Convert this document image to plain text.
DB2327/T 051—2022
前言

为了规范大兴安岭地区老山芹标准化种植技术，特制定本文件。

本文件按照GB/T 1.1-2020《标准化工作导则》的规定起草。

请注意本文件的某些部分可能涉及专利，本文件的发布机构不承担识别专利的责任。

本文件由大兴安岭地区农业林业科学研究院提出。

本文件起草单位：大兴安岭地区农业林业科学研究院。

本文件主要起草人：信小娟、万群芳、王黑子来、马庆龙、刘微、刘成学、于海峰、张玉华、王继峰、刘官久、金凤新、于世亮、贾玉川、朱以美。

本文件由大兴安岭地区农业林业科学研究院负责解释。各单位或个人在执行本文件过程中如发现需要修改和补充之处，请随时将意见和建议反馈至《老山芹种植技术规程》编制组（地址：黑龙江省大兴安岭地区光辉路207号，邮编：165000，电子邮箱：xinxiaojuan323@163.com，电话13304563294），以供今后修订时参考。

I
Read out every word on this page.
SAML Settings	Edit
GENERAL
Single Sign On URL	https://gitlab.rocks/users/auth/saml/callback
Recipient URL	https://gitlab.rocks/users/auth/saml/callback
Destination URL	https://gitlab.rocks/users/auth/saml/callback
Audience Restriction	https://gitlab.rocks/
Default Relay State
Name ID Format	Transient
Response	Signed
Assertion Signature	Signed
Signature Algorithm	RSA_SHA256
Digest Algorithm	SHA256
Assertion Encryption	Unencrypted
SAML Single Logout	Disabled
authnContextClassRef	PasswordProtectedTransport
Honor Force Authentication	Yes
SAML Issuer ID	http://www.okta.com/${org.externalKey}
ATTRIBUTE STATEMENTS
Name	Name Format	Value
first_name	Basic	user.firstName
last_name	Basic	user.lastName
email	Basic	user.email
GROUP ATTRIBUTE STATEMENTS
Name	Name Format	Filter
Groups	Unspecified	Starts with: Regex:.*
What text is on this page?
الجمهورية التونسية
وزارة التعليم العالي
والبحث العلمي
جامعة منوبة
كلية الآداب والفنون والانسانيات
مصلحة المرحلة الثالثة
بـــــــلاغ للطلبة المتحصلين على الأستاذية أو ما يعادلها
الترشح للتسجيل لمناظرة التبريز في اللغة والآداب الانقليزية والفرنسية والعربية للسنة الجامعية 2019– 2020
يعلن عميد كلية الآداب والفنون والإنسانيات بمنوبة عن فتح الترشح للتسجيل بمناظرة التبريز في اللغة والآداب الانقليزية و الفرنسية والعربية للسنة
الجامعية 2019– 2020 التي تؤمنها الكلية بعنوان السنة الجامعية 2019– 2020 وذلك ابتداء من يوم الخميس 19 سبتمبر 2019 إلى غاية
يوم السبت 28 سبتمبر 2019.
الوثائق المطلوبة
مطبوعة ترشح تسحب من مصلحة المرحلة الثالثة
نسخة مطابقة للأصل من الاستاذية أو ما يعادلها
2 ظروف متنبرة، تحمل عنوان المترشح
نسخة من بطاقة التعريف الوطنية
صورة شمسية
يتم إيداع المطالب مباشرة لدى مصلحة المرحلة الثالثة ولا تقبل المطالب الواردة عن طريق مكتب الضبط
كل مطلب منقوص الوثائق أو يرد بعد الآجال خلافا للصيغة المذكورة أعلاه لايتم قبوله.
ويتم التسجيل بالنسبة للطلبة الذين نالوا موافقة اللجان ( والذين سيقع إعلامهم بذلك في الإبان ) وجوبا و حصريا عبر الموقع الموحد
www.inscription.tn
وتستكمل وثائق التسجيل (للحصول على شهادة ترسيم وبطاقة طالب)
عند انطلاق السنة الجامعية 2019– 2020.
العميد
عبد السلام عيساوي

- _Problem_: Tally up the lines holding the string "Algorithm" in this listing, and report the total alone.

- _Completed exercise_: 2